Challenge: Out of the lines below, please list those that hold the string "include".

Provided information:

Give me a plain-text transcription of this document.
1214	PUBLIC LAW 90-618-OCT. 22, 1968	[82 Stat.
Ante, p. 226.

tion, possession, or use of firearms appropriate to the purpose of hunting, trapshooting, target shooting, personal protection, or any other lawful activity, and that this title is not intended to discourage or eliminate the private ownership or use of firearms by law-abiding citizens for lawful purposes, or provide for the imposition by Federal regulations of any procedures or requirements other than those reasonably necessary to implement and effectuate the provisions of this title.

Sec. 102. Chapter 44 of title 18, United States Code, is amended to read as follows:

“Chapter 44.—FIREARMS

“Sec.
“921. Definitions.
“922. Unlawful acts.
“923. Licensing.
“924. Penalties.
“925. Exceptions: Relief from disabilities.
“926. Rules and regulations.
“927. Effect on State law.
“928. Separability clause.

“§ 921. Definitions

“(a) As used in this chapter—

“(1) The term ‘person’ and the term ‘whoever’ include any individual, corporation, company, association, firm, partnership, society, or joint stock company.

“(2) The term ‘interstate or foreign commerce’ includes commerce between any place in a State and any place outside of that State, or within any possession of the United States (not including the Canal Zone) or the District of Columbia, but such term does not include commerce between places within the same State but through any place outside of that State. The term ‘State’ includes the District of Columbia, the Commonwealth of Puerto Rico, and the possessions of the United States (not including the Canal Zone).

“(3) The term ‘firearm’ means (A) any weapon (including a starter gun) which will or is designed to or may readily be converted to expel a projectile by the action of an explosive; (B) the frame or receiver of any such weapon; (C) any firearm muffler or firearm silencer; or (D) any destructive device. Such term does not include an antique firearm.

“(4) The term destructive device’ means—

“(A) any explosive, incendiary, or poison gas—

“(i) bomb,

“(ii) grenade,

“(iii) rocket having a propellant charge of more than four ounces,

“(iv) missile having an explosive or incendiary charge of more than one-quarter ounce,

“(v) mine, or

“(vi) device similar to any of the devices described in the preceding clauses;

Answer to the problem:
“(1) The term ‘person’ and the term ‘whoever’ include any individual, corporation, company, association, firm, partnership, society, or joint stock company.
“(2) The term ‘interstate or foreign commerce’ includes commerce between any place in a State and any place outside of that State, or within any possession of the United States (not including the Canal Zone) or the District of Columbia, but such term does not include commerce between places within the same State but through any place outside of that State. The term ‘State’ includes the District of Columbia, the Commonwealth of Puerto Rico, and the possessions of the United States (not including the Canal Zone).
“(3) The term ‘firearm’ means (A) any weapon (including a starter gun) which will or is designed to or may readily be converted to expel a projectile by the action of an explosive; (B) the frame or receiver of any such weapon; (C) any firearm muffler or firearm silencer; or (D) any destructive device. Such term does not include an antique firearm.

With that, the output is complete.